* **OBJECTIVE**
Check each line of the data for "What" and select those that have it.

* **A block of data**
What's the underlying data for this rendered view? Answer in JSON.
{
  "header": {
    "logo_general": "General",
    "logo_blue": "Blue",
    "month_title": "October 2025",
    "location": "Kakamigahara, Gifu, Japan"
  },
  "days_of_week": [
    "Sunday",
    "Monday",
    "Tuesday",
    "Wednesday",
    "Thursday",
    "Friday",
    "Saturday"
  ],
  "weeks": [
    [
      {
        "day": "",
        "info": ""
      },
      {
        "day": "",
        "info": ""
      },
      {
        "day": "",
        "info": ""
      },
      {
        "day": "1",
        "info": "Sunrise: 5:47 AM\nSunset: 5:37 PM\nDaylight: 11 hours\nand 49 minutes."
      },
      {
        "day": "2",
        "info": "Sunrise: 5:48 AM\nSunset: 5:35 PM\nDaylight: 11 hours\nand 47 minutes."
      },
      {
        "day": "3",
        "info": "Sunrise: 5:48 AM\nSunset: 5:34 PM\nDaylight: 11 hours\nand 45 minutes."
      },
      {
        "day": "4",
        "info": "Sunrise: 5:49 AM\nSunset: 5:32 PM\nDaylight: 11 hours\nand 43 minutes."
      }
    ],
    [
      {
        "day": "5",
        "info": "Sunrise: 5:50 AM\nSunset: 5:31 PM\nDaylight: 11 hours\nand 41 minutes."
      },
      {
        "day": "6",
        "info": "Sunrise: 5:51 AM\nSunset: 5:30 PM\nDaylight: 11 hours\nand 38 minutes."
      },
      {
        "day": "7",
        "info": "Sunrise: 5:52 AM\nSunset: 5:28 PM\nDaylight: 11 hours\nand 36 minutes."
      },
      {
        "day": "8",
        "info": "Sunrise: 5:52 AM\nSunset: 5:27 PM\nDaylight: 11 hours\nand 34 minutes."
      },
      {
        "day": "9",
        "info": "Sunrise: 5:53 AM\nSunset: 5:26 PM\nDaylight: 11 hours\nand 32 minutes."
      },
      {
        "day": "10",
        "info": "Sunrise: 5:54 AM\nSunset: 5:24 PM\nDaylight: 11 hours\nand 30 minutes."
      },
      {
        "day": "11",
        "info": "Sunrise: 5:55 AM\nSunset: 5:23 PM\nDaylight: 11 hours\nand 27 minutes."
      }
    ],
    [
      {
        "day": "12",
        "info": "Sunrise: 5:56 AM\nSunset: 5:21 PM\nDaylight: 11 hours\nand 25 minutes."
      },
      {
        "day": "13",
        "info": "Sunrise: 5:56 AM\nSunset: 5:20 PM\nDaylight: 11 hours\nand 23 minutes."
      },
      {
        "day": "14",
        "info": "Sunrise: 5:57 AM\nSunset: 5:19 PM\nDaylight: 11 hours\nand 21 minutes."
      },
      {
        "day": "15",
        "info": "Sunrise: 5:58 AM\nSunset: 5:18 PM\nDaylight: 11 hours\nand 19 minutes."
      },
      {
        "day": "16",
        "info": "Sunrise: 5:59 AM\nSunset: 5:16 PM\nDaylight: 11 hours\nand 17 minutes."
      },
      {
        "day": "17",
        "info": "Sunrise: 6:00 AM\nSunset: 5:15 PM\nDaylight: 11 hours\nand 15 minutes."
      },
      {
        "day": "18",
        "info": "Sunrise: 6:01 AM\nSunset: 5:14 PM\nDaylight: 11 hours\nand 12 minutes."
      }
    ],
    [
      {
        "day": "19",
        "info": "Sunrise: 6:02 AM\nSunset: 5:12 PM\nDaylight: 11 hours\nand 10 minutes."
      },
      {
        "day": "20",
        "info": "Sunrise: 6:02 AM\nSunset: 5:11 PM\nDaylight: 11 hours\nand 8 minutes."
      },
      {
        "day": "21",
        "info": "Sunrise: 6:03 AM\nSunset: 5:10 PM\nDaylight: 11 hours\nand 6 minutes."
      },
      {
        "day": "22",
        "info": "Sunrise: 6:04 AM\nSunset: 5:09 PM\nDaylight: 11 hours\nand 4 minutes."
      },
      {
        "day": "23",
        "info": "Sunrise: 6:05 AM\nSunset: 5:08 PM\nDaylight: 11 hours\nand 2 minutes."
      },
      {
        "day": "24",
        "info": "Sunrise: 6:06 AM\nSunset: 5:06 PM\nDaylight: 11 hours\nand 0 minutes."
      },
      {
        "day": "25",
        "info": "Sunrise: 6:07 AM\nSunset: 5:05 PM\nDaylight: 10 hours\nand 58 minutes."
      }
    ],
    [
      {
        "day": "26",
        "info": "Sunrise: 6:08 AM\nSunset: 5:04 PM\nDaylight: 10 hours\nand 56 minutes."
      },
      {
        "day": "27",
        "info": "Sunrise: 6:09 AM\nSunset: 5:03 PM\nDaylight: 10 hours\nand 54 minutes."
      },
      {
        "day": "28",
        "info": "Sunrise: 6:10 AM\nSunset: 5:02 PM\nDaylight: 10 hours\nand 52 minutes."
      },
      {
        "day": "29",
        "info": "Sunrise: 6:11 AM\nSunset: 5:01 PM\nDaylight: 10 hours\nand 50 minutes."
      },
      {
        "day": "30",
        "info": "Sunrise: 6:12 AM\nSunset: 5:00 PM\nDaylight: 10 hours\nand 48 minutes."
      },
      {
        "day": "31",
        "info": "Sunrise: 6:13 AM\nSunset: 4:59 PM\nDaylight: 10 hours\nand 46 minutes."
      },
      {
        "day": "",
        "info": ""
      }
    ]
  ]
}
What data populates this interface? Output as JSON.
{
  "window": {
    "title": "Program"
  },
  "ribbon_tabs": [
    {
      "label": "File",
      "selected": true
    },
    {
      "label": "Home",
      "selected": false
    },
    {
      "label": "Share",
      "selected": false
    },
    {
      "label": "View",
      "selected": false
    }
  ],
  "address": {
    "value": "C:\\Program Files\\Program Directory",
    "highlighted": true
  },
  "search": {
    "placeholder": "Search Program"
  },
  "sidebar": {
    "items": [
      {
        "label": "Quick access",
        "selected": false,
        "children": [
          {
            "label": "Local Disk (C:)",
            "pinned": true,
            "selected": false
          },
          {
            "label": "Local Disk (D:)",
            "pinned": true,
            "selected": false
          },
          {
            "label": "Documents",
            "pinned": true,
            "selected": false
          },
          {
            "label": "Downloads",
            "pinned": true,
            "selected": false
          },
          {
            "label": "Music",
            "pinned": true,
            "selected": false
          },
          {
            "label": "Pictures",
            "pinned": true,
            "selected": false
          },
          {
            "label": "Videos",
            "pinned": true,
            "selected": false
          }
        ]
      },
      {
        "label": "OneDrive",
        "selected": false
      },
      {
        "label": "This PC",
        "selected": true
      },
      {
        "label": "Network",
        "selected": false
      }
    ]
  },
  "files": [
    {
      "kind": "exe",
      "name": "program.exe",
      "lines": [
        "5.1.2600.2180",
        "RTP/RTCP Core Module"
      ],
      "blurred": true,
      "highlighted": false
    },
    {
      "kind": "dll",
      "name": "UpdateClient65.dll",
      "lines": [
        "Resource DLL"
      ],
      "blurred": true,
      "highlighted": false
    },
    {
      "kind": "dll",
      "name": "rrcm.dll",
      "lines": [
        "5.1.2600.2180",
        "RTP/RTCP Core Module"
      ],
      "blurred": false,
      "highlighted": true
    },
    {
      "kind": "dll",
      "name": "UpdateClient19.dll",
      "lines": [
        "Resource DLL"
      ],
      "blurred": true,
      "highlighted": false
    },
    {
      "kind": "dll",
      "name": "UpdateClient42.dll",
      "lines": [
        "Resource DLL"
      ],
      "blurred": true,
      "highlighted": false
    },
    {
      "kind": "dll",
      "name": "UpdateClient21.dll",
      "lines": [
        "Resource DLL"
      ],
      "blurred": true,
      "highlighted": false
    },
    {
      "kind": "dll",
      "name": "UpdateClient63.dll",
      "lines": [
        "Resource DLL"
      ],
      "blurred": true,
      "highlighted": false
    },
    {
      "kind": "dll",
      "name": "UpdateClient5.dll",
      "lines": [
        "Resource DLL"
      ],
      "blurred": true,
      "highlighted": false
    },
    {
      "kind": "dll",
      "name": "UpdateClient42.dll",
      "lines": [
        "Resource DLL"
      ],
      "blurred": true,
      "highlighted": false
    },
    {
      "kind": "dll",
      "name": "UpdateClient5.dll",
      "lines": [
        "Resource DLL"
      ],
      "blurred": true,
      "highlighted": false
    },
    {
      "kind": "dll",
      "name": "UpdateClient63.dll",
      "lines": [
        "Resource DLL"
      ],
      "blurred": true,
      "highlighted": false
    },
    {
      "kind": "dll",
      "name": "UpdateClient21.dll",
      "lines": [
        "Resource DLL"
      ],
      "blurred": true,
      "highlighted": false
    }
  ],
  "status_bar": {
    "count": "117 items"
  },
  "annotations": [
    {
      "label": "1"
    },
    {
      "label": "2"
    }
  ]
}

* **CORRECT RESPONSE**
What's the underlying data for this rendered view? Answer in JSON.
What data populates this interface? Output as JSON.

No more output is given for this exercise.